# TAREFAS A FAZER
a) Reproduza do texto sobre a bruxinha de Eva Furnari todo o trecho que vai de "Considerações iniciais" até "trajetória dessa bruxinha.".
b) Liste todos os nomes completos que aparecem no topo do texto sobre a bruxinha, antes do DOI.

# TEXTO EXTRAÍDO

+++

Camila Oliveira De Marchi

Frádia Cícera de Castro Tsukamott

Lucinete do Carmo Viana de Campos

Roselene de Jesus Motta da Silva

Thelma Pires Geronimo Motta

 

DOI: 10.5281/zenodo.12734890

 

 

Considerações iniciais

 

O presente artigo tem como objetivo analisar a trajetória da personagem bruxa na obra “Bruxinha e Frederico”, de Eva Furnari. Porém, é importante ressaltar que a personagem principal não se enquadra propriamente na ideia que temos de uma bruxa, ou seja, aquele arquétipo bruxa má e perversa, como a da bruxa que faz feitiços, empreende uma longa jornada para fazer o mal e prejudicar os mais fracos; mas sim a de uma bruxa “às avessas”, devido às atitudes que demonstra ao longo da narrativa. Portanto, a questão que norteará esse artigo é a seguinte: “A bruxinha atrapalhada pode ser considerado uma bruxa contemporânea?”. Com base em pesquisa bibliográfica, tentar-se-á responder a essa questão, traçando algumas linhas que norteiam a minha compreensão sobre a trajetória dessa bruxinha.

+++

# MATERIAL FORNECIDO

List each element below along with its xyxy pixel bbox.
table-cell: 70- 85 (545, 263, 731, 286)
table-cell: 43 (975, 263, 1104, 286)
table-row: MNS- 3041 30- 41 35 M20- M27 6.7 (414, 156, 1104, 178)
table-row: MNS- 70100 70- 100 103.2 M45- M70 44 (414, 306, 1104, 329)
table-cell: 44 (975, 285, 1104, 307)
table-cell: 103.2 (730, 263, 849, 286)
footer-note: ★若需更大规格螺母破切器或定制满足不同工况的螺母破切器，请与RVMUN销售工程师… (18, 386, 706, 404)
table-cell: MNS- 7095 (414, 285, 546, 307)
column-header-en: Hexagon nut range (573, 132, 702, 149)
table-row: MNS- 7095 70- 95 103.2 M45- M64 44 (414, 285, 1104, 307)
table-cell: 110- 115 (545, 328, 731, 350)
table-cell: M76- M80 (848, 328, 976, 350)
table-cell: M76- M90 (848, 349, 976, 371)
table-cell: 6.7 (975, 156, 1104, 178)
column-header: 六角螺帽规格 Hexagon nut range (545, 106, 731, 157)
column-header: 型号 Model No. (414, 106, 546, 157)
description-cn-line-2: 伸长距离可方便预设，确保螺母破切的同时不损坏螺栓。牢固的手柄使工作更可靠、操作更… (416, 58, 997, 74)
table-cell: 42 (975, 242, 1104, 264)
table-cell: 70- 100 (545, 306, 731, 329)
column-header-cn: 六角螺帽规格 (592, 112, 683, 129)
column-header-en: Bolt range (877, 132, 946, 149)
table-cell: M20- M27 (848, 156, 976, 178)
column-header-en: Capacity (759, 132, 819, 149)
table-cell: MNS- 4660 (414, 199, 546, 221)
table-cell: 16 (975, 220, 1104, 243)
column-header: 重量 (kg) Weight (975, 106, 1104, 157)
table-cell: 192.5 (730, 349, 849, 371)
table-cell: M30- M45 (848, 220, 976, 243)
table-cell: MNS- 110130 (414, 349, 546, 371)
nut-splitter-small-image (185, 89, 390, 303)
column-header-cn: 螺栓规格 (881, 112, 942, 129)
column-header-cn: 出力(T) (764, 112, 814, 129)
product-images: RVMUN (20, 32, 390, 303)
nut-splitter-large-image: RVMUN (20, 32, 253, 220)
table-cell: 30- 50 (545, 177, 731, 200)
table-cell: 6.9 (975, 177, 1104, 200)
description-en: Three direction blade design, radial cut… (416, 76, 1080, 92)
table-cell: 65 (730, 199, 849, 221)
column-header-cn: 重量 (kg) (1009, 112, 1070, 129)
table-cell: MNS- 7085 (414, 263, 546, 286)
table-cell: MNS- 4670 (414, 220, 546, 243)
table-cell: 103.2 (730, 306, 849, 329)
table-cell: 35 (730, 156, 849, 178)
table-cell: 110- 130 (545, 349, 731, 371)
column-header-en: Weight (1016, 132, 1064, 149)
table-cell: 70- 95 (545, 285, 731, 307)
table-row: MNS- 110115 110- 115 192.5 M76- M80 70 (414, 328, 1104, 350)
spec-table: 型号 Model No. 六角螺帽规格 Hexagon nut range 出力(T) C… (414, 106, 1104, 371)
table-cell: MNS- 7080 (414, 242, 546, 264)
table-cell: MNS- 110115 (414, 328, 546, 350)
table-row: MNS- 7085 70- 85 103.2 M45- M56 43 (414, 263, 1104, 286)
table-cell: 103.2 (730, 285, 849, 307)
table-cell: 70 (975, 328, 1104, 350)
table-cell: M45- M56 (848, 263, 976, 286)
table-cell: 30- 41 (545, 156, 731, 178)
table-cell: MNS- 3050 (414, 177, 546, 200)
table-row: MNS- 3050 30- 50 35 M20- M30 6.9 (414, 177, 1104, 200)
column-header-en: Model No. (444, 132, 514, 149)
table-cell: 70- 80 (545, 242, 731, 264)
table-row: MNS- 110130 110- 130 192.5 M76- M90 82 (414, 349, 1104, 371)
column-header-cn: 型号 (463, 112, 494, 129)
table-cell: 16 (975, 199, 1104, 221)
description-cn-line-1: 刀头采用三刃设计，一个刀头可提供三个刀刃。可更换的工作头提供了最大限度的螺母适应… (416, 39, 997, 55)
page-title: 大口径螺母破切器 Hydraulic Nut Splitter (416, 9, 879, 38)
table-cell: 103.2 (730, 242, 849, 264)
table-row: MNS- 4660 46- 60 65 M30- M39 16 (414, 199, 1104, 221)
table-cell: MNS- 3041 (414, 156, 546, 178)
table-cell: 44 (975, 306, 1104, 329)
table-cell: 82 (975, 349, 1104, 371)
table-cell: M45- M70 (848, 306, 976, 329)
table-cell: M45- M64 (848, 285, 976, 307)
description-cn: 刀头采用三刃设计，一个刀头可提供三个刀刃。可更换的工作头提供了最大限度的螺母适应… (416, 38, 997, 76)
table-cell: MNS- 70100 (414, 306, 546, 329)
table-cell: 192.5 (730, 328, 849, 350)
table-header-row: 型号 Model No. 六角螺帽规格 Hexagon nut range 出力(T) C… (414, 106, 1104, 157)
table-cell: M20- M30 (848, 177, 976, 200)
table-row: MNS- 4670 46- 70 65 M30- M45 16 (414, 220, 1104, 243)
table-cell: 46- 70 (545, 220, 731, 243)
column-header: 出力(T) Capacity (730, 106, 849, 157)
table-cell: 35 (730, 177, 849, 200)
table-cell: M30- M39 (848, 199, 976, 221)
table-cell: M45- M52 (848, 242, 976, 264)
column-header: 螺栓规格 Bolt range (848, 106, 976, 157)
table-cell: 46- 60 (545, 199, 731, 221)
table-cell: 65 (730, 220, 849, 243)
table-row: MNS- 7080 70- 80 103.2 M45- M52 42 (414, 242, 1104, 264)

+++

# RESPOSTAS
a)
Considerações iniciais

 

O presente artigo tem como objetivo analisar a trajetória da personagem bruxa na obra “Bruxinha e Frederico”, de Eva Furnari. Porém, é importante ressaltar que a personagem principal não se enquadra propriamente na ideia que temos de uma bruxa, ou seja, aquele arquétipo bruxa má e perversa, como a da bruxa que faz feitiços, empreende uma longa jornada para fazer o mal e prejudicar os mais fracos; mas sim a de uma bruxa “às avessas”, devido às atitudes que demonstra ao longo da narrativa. Portanto, a questão que norteará esse artigo é a seguinte: “A bruxinha atrapalhada pode ser considerado uma bruxa contemporânea?”. Com base em pesquisa bibliográfica, tentar-se-á responder a essa questão, traçando algumas linhas que norteiam a minha compreensão sobre a trajetória dessa bruxinha.

b)
Camila Oliveira De Marchi
Frádia Cícera de Castro Tsukamott
Lucinete do Carmo Viana de Campos
Roselene de Jesus Motta da Silva
Thelma Pires Geronimo Motta